--- DATASET ENTRIES ---

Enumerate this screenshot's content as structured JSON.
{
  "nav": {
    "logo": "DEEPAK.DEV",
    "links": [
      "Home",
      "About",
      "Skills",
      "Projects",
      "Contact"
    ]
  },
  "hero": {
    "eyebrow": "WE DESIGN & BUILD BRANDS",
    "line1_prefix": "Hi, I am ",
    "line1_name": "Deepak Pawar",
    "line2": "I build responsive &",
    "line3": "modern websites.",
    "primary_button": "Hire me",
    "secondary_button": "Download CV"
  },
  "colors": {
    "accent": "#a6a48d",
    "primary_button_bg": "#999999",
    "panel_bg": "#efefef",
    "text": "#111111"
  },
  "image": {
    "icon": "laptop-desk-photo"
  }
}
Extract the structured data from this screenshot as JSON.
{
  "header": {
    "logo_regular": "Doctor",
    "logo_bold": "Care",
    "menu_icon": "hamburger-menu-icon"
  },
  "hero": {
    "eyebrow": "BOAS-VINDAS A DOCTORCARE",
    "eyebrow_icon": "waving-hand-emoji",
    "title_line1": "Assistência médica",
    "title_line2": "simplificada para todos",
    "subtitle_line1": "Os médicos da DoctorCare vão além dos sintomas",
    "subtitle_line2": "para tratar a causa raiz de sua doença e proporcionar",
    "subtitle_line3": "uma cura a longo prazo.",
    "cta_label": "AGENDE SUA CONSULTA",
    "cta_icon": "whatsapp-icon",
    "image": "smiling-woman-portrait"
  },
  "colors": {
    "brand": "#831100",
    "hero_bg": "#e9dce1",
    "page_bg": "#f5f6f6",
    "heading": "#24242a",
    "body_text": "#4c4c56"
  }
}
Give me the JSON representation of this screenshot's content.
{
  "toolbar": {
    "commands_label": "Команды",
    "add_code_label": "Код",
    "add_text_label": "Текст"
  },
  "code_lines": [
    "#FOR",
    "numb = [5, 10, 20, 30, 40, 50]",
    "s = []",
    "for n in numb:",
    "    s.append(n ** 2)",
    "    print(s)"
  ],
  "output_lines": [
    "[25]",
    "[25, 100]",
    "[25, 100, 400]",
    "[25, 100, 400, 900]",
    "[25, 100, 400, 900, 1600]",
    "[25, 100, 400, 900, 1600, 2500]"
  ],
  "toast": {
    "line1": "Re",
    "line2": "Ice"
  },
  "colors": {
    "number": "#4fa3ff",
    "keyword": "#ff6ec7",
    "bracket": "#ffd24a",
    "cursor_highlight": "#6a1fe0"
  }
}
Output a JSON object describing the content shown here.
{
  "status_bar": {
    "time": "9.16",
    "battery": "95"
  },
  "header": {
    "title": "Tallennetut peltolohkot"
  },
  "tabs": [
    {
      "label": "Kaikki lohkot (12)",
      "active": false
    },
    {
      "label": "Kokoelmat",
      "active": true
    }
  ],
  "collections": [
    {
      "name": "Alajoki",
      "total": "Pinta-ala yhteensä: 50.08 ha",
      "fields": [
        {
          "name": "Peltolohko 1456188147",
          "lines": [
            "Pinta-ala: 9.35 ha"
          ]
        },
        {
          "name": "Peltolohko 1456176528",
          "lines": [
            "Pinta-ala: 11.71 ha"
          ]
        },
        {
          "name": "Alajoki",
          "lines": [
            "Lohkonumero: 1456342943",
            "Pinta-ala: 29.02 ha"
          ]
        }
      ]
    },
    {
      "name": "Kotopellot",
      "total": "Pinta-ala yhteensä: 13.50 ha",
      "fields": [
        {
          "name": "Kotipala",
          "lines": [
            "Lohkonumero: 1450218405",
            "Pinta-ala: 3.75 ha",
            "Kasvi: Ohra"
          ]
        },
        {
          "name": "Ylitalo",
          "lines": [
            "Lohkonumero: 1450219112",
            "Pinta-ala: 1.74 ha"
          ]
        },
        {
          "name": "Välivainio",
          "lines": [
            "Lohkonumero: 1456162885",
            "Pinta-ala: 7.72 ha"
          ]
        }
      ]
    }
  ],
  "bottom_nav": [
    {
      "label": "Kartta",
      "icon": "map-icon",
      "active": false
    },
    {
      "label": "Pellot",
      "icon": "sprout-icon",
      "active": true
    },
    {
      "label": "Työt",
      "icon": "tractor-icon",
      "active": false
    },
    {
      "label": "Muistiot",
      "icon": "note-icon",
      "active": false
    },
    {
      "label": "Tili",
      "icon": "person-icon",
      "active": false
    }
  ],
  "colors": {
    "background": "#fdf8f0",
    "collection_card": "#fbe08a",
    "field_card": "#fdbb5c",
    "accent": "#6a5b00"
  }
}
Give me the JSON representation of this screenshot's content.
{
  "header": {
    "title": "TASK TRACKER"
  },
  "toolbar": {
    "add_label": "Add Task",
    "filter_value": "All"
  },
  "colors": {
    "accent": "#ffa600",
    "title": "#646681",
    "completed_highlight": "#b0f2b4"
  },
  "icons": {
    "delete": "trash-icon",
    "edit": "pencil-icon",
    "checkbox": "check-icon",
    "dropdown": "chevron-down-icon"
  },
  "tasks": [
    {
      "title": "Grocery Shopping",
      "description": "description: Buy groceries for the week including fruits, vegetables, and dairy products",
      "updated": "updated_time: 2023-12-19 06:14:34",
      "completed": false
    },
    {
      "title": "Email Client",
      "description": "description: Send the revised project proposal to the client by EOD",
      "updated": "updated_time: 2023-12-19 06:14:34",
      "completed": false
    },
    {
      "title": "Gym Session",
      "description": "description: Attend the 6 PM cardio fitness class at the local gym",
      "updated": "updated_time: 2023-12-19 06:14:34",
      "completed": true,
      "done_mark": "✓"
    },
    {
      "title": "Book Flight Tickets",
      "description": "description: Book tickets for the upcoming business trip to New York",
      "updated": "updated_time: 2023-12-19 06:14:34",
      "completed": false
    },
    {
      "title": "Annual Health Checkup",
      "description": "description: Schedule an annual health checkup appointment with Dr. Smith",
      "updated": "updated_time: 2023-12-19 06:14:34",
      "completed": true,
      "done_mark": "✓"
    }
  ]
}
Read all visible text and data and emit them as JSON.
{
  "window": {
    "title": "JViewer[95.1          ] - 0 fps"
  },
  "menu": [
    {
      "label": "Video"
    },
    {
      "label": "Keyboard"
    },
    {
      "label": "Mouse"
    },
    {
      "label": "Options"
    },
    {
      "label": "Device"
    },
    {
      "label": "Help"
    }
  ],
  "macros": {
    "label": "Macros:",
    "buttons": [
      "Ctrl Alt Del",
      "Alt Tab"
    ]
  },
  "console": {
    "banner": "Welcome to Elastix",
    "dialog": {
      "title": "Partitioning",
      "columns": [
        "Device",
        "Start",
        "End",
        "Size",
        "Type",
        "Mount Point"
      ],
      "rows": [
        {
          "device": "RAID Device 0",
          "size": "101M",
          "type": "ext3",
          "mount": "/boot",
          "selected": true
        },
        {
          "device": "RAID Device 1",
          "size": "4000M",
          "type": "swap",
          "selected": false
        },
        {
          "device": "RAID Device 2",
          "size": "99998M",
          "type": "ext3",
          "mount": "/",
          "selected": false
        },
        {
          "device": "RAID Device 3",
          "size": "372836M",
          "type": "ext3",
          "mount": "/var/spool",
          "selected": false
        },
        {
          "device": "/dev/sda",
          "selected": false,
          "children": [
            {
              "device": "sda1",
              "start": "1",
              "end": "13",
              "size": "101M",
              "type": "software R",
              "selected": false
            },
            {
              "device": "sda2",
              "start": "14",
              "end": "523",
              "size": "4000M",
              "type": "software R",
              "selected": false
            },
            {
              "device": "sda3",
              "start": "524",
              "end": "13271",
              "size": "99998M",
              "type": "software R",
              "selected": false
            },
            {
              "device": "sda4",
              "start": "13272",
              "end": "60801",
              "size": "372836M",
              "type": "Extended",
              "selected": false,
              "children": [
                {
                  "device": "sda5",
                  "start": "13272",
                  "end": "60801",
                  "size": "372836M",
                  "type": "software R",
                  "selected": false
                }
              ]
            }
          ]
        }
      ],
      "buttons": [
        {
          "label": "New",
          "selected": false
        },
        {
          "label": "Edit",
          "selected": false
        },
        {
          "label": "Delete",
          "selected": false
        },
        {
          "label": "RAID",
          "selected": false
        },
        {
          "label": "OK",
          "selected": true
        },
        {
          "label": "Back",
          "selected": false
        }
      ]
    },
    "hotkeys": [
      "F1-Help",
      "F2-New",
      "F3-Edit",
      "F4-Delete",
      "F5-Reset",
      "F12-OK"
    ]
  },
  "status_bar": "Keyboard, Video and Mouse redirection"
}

---

* [WHAT YOU WILL DO]
Gather every line from the entries above where the word "Video" appears, and copy them.

* [TASK RESULT]
      "label": "Video"
  "status_bar": "Keyboard, Video and Mouse redirection"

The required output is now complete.